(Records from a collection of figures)
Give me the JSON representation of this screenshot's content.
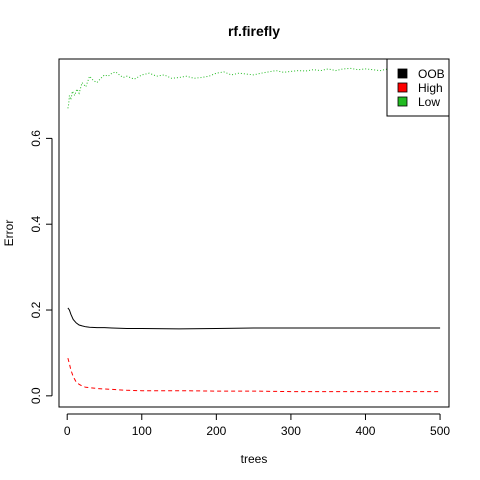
{
  "chart_data": {
    "type": "line",
    "title": "rf.firefly",
    "xlabel": "trees",
    "ylabel": "Error",
    "xlim": [
      -11,
      512
    ],
    "ylim": [
      -0.026,
      0.785
    ],
    "xticks": [
      0,
      100,
      200,
      300,
      400,
      500
    ],
    "xtick_labels": [
      "0",
      "100",
      "200",
      "300",
      "400",
      "500"
    ],
    "yticks": [
      0.0,
      0.2,
      0.4,
      0.6
    ],
    "ytick_labels": [
      "0.0",
      "0.2",
      "0.4",
      "0.6"
    ],
    "grid": false,
    "legend_position": "top-right",
    "series": [
      {
        "name": "OOB",
        "color": "#000000",
        "dash": "solid",
        "x": [
          1,
          3,
          5,
          8,
          12,
          16,
          20,
          25,
          30,
          40,
          50,
          60,
          80,
          100,
          150,
          200,
          250,
          300,
          350,
          400,
          450,
          500
        ],
        "y": [
          0.205,
          0.2,
          0.19,
          0.178,
          0.17,
          0.165,
          0.163,
          0.161,
          0.16,
          0.159,
          0.159,
          0.158,
          0.157,
          0.157,
          0.156,
          0.157,
          0.158,
          0.158,
          0.158,
          0.158,
          0.158,
          0.158
        ]
      },
      {
        "name": "High",
        "color": "#ff0000",
        "dash": "dashed",
        "x": [
          1,
          3,
          5,
          8,
          12,
          16,
          20,
          25,
          30,
          40,
          50,
          60,
          80,
          100,
          150,
          200,
          250,
          300,
          350,
          400,
          450,
          500
        ],
        "y": [
          0.088,
          0.075,
          0.06,
          0.045,
          0.032,
          0.027,
          0.023,
          0.02,
          0.019,
          0.017,
          0.016,
          0.015,
          0.013,
          0.012,
          0.012,
          0.011,
          0.011,
          0.01,
          0.01,
          0.01,
          0.01,
          0.01
        ]
      },
      {
        "name": "Low",
        "color": "#22bb22",
        "dash": "dotted",
        "x": [
          1,
          2,
          3,
          5,
          7,
          10,
          13,
          16,
          20,
          25,
          30,
          35,
          40,
          45,
          50,
          55,
          60,
          65,
          70,
          75,
          80,
          90,
          100,
          110,
          120,
          130,
          140,
          150,
          160,
          170,
          180,
          190,
          200,
          210,
          220,
          230,
          240,
          250,
          260,
          270,
          280,
          290,
          300,
          310,
          320,
          330,
          340,
          350,
          360,
          370,
          380,
          390,
          400,
          410,
          420,
          430,
          440,
          450,
          460,
          470,
          480,
          490,
          500
        ],
        "y": [
          0.67,
          0.68,
          0.7,
          0.69,
          0.71,
          0.7,
          0.715,
          0.705,
          0.73,
          0.72,
          0.745,
          0.735,
          0.73,
          0.74,
          0.748,
          0.745,
          0.752,
          0.755,
          0.748,
          0.742,
          0.745,
          0.738,
          0.748,
          0.752,
          0.745,
          0.748,
          0.74,
          0.742,
          0.745,
          0.74,
          0.742,
          0.745,
          0.752,
          0.755,
          0.748,
          0.752,
          0.75,
          0.748,
          0.752,
          0.755,
          0.758,
          0.754,
          0.756,
          0.758,
          0.757,
          0.76,
          0.758,
          0.762,
          0.758,
          0.762,
          0.763,
          0.76,
          0.762,
          0.76,
          0.758,
          0.762,
          0.76,
          0.762,
          0.76,
          0.76,
          0.76,
          0.762,
          0.762
        ]
      }
    ],
    "legend": [
      "OOB",
      "High",
      "Low"
    ]
  }
}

REQUEST: The records above should be reproduced exactly, with no pictures included.

WORKED SOLUTION:
Give me the JSON representation of this screenshot's content.
{
  "chart_data": {
    "type": "line",
    "title": "rf.firefly",
    "xlabel": "trees",
    "ylabel": "Error",
    "xlim": [
      -11,
      512
    ],
    "ylim": [
      -0.026,
      0.785
    ],
    "xticks": [
      0,
      100,
      200,
      300,
      400,
      500
    ],
    "xtick_labels": [
      "0",
      "100",
      "200",
      "300",
      "400",
      "500"
    ],
    "yticks": [
      0.0,
      0.2,
      0.4,
      0.6
    ],
    "ytick_labels": [
      "0.0",
      "0.2",
      "0.4",
      "0.6"
    ],
    "grid": false,
    "legend_position": "top-right",
    "series": [
      {
        "name": "OOB",
        "color": "#000000",
        "dash": "solid",
        "x": [
          1,
          3,
          5,
          8,
          12,
          16,
          20,
          25,
          30,
          40,
          50,
          60,
          80,
          100,
          150,
          200,
          250,
          300,
          350,
          400,
          450,
          500
        ],
        "y": [
          0.205,
          0.2,
          0.19,
          0.178,
          0.17,
          0.165,
          0.163,
          0.161,
          0.16,
          0.159,
          0.159,
          0.158,
          0.157,
          0.157,
          0.156,
          0.157,
          0.158,
          0.158,
          0.158,
          0.158,
          0.158,
          0.158
        ]
      },
      {
        "name": "High",
        "color": "#ff0000",
        "dash": "dashed",
        "x": [
          1,
          3,
          5,
          8,
          12,
          16,
          20,
          25,
          30,
          40,
          50,
          60,
          80,
          100,
          150,
          200,
          250,
          300,
          350,
          400,
          450,
          500
        ],
        "y": [
          0.088,
          0.075,
          0.06,
          0.045,
          0.032,
          0.027,
          0.023,
          0.02,
          0.019,
          0.017,
          0.016,
          0.015,
          0.013,
          0.012,
          0.012,
          0.011,
          0.011,
          0.01,
          0.01,
          0.01,
          0.01,
          0.01
        ]
      },
      {
        "name": "Low",
        "color": "#22bb22",
        "dash": "dotted",
        "x": [
          1,
          2,
          3,
          5,
          7,
          10,
          13,
          16,
          20,
          25,
          30,
          35,
          40,
          45,
          50,
          55,
          60,
          65,
          70,
          75,
          80,
          90,
          100,
          110,
          120,
          130,
          140,
          150,
          160,
          170,
          180,
          190,
          200,
          210,
          220,
          230,
          240,
          250,
          260,
          270,
          280,
          290,
          300,
          310,
          320,
          330,
          340,
          350,
          360,
          370,
          380,
          390,
          400,
          410,
          420,
          430,
          440,
          450,
          460,
          470,
          480,
          490,
          500
        ],
        "y": [
          0.67,
          0.68,
          0.7,
          0.69,
          0.71,
          0.7,
          0.715,
          0.705,
          0.73,
          0.72,
          0.745,
          0.735,
          0.73,
          0.74,
          0.748,
          0.745,
          0.752,
          0.755,
          0.748,
          0.742,
          0.745,
          0.738,
          0.748,
          0.752,
          0.745,
          0.748,
          0.74,
          0.742,
          0.745,
          0.74,
          0.742,
          0.745,
          0.752,
          0.755,
          0.748,
          0.752,
          0.75,
          0.748,
          0.752,
          0.755,
          0.758,
          0.754,
          0.756,
          0.758,
          0.757,
          0.76,
          0.758,
          0.762,
          0.758,
          0.762,
          0.763,
          0.76,
          0.762,
          0.76,
          0.758,
          0.762,
          0.76,
          0.762,
          0.76,
          0.76,
          0.76,
          0.762,
          0.762
        ]
      }
    ],
    "legend": [
      "OOB",
      "High",
      "Low"
    ]
  }
}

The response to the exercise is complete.